* DATA PROVIDED:
"""

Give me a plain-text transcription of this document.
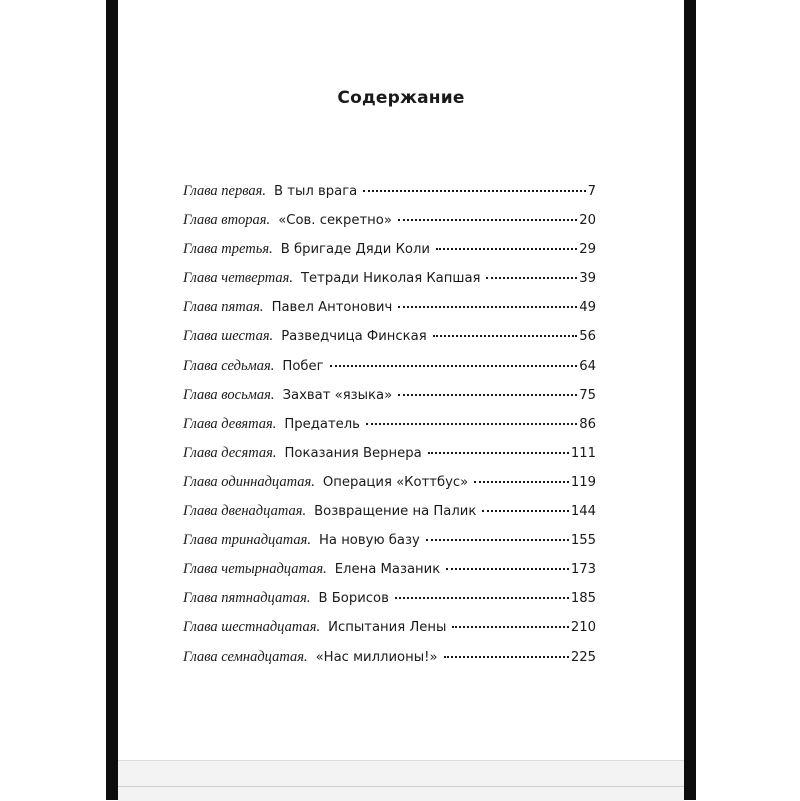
Содержание
Глава первая. В тыл врага	7
Глава вторая. «Сов. секретно»	20
Глава третья. В бригаде Дяди Коли	29
Глава четвертая. Тетради Николая Капшая	39
Глава пятая. Павел Антонович	49
Глава шестая. Разведчица Финская	56
Глава седьмая. Побег	64
Глава восьмая. Захват «языка»	75
Глава девятая. Предатель	86
Глава десятая. Показания Вернера	111
Глава одиннадцатая. Операция «Коттбус»	119
Глава двенадцатая. Возвращение на Палик	144
Глава тринадцатая. На новую базу	155
Глава четырнадцатая. Елена Мазаник	173
Глава пятнадцатая. В Борисов	185
Глава шестнадцатая. Испытания Лены	210
Глава семнадцатая. «Нас миллионы!»	225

"""

* OBJECTIVE: Ignore the images and quote every line of the listing exactly.

* OUTPUT:
Give me a plain-text transcription of this document.
Содержание
Глава первая. В тыл врага	7
Глава вторая. «Сов. секретно»	20
Глава третья. В бригаде Дяди Коли	29
Глава четвертая. Тетради Николая Капшая	39
Глава пятая. Павел Антонович	49
Глава шестая. Разведчица Финская	56
Глава седьмая. Побег	64
Глава восьмая. Захват «языка»	75
Глава девятая. Предатель	86
Глава десятая. Показания Вернера	111
Глава одиннадцатая. Операция «Коттбус»	119
Глава двенадцатая. Возвращение на Палик	144
Глава тринадцатая. На новую базу	155
Глава четырнадцатая. Елена Мазаник	173
Глава пятнадцатая. В Борисов	185
Глава шестнадцатая. Испытания Лены	210
Глава семнадцатая. «Нас миллионы!»	225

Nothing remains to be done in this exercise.